→ What the task asks
Across the entries below, how many lines contain the word "CAUSES"? Give the number alone.

/---

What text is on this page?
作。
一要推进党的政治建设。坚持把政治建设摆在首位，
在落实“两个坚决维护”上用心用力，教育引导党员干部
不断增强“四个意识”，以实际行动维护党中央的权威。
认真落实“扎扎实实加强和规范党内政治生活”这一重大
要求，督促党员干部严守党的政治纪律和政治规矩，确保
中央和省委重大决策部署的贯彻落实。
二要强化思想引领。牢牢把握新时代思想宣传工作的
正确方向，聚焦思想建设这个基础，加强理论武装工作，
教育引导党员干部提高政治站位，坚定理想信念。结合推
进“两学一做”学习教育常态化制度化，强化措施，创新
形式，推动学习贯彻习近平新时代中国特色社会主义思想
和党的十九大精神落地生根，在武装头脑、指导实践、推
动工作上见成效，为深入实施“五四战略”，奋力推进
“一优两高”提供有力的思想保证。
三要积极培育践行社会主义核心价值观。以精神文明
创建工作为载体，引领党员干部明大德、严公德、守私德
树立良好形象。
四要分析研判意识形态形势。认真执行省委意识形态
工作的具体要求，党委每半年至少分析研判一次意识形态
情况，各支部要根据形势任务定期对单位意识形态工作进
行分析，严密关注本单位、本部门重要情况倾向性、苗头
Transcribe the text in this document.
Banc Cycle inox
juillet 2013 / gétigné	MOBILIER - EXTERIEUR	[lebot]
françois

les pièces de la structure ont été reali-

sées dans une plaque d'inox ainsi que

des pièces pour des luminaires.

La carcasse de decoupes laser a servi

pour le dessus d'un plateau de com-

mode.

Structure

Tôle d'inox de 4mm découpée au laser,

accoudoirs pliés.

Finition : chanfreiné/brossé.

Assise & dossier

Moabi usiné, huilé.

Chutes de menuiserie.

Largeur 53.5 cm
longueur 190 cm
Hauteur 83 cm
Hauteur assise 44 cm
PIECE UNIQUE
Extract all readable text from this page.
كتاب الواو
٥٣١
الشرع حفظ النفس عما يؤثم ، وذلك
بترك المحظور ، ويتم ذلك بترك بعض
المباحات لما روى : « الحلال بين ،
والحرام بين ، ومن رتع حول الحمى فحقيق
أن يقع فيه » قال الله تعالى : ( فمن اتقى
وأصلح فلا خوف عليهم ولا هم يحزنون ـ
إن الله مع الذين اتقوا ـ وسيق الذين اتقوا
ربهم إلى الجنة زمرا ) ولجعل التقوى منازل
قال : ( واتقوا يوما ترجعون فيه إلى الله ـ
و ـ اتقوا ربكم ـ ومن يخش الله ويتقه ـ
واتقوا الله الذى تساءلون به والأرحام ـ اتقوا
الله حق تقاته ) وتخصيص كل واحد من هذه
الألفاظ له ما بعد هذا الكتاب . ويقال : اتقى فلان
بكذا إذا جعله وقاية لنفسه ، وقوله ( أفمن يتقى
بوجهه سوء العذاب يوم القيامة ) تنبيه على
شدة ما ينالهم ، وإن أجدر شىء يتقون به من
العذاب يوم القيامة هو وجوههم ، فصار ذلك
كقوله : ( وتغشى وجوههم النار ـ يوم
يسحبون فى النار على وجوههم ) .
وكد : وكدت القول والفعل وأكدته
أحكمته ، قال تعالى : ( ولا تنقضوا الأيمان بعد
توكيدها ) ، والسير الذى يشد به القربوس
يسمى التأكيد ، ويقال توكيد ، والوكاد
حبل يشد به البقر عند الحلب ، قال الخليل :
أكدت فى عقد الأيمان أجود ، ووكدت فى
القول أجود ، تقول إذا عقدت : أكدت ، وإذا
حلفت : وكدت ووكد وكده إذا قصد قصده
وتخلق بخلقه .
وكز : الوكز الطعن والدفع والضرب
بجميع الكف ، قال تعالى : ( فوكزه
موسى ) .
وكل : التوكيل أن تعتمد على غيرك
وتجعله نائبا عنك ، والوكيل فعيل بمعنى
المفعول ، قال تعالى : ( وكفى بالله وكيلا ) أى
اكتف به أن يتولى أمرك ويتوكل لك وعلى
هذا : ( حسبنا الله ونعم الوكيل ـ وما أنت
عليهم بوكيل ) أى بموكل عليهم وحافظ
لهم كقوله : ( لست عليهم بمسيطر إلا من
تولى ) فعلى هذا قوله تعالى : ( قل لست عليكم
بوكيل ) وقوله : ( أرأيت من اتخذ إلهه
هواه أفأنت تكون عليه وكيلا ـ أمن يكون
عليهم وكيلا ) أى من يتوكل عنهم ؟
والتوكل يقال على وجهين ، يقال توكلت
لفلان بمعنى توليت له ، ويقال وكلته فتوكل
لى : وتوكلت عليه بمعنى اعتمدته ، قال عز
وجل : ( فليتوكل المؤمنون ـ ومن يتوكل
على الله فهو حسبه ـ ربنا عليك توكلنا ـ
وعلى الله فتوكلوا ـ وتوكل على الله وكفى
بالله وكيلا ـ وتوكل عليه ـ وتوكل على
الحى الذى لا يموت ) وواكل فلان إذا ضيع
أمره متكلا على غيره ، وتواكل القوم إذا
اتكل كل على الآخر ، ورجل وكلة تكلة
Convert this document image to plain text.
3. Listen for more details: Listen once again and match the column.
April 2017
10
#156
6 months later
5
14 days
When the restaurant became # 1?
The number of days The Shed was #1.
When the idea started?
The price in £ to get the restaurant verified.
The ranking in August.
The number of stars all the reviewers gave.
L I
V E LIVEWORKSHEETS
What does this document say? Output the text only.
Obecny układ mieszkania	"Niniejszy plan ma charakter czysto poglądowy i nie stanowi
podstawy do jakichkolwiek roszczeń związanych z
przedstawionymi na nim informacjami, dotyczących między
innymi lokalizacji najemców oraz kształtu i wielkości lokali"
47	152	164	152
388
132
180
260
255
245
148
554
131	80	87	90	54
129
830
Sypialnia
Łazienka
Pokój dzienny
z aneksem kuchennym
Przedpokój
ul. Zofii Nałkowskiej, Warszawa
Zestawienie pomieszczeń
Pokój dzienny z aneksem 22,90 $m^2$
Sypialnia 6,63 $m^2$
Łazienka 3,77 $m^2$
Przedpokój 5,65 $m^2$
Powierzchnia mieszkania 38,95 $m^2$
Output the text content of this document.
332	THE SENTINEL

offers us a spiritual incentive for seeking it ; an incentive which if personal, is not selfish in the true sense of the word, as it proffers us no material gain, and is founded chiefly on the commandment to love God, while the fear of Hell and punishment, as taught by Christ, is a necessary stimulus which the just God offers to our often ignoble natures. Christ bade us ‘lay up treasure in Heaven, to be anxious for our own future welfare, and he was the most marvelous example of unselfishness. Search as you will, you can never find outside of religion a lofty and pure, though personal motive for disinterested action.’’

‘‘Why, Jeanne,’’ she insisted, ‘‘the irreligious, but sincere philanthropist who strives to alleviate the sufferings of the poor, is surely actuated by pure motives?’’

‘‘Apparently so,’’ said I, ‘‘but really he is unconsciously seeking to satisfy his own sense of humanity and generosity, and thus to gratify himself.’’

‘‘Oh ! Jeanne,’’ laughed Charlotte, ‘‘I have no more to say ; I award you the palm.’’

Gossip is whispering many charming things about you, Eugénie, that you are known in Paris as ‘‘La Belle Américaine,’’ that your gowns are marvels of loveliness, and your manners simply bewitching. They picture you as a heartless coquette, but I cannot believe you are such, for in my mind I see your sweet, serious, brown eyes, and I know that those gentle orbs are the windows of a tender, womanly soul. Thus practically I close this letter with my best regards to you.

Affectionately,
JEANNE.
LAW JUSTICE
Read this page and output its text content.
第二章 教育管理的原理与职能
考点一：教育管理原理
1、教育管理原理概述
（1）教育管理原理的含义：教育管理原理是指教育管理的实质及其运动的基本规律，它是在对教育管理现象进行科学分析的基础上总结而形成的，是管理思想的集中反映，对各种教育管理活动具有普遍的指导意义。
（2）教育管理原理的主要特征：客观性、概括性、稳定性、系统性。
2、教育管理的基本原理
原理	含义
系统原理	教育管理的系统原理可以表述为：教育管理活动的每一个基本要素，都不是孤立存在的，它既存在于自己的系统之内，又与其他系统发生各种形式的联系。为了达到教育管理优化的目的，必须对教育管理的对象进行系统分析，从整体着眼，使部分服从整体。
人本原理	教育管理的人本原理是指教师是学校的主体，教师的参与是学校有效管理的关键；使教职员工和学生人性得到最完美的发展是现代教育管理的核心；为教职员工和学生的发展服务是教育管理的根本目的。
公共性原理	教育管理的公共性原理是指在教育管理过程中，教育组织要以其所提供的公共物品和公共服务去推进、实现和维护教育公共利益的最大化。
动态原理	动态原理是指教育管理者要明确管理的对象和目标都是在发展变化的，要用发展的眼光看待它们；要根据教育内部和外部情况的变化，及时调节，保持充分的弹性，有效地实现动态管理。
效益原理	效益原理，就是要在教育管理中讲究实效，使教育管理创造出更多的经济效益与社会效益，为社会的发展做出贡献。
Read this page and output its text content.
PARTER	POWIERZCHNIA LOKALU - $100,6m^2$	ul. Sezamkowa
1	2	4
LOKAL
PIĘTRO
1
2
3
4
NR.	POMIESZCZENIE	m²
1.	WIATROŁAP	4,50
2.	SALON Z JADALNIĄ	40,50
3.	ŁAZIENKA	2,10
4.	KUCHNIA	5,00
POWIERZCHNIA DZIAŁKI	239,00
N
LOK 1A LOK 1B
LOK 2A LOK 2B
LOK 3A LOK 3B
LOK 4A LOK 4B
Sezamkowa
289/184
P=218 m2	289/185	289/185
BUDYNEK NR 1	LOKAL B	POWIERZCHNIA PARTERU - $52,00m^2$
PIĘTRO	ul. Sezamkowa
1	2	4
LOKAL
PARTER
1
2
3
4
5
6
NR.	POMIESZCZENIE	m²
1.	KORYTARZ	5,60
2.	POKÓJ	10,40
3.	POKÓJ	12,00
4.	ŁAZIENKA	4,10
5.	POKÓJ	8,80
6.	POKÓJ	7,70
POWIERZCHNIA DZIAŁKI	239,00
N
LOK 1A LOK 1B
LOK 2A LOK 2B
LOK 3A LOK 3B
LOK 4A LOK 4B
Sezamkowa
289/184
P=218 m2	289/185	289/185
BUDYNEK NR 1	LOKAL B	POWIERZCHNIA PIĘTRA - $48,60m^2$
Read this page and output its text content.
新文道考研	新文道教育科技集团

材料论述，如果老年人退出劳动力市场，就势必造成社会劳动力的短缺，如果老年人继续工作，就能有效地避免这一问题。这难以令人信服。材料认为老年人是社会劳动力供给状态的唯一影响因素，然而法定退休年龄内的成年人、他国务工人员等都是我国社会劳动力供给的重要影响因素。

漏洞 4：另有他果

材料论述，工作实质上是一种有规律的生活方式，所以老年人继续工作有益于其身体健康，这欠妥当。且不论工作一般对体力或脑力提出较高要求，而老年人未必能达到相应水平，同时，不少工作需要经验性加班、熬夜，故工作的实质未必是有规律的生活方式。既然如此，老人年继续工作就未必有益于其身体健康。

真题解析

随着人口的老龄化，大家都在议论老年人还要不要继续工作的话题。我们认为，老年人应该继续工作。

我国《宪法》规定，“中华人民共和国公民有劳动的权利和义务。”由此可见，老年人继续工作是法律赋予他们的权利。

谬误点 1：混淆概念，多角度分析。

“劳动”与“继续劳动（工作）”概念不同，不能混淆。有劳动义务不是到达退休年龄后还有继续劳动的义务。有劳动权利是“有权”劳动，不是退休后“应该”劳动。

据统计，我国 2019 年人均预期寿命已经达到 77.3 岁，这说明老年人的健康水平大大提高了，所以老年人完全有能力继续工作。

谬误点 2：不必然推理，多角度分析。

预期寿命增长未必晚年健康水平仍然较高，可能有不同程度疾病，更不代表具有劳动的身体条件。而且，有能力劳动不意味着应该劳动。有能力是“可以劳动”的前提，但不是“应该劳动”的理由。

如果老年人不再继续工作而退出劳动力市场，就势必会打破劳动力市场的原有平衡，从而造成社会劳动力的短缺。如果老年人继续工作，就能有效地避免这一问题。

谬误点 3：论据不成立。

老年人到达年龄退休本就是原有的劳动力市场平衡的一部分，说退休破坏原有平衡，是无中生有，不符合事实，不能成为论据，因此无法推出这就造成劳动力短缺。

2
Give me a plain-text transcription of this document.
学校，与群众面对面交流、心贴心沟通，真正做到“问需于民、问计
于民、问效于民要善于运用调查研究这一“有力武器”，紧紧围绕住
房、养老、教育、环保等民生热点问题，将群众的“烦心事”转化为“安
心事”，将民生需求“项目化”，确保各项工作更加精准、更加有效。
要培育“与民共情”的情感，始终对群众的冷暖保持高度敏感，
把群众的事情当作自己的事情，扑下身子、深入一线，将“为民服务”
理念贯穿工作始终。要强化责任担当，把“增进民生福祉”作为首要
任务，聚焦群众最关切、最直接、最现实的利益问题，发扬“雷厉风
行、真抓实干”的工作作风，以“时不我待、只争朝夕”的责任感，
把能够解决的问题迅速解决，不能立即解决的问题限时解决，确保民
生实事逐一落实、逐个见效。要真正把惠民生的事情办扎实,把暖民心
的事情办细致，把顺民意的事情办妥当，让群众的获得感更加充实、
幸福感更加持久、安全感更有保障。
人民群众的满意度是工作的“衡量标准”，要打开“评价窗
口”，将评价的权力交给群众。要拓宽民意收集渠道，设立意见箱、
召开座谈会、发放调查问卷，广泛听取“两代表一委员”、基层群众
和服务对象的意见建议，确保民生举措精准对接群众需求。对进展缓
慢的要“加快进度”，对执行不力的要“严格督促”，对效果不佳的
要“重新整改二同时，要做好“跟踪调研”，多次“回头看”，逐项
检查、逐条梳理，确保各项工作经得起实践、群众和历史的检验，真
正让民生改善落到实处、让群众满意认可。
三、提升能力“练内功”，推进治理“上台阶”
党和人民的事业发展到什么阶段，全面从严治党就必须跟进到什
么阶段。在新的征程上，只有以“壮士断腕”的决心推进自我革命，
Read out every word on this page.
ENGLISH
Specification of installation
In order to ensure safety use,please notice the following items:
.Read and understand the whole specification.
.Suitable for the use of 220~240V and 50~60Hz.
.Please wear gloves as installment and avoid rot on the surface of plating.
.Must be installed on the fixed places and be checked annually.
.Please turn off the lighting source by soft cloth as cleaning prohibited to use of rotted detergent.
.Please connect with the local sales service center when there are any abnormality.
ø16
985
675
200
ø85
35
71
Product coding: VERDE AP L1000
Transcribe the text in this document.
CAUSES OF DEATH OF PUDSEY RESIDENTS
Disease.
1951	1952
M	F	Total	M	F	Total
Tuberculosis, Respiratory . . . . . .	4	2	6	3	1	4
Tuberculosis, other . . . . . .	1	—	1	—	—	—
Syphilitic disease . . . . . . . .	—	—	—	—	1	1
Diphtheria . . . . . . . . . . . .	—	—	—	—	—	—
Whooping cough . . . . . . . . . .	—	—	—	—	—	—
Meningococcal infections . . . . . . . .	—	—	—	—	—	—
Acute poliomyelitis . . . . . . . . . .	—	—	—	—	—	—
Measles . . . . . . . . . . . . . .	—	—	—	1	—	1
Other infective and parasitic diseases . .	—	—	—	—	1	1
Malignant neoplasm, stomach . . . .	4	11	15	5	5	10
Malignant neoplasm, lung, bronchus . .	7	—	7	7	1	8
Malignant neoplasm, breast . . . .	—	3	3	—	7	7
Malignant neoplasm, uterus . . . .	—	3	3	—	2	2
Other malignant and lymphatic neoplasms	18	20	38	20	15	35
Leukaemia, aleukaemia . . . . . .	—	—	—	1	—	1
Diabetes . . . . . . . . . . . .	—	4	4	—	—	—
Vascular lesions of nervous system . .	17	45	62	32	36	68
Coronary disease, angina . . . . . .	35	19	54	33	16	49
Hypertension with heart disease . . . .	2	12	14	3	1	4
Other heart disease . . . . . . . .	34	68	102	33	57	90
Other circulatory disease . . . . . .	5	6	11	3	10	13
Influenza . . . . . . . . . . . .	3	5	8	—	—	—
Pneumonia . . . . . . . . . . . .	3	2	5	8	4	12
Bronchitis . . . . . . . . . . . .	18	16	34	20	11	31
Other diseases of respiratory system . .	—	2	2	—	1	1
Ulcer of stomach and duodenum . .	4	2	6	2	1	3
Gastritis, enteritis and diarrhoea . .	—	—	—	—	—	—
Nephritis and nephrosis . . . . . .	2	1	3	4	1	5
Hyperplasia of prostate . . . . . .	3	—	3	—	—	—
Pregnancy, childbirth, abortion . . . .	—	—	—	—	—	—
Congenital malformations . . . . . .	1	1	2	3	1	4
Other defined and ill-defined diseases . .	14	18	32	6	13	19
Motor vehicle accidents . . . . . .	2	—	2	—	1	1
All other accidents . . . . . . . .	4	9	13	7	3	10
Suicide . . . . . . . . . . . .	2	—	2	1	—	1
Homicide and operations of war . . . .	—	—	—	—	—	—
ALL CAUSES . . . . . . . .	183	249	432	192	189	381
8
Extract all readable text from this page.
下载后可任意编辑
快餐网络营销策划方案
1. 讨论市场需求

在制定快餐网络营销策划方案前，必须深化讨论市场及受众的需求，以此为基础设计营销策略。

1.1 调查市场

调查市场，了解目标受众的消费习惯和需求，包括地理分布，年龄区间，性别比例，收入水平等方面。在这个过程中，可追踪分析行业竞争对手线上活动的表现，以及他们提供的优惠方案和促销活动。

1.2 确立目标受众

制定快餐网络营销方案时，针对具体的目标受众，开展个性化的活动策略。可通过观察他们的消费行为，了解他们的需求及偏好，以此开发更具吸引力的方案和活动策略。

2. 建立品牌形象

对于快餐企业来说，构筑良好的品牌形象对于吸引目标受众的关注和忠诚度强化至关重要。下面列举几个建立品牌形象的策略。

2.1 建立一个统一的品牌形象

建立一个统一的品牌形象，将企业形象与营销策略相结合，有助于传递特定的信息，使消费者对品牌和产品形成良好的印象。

\---

→ Task solution
2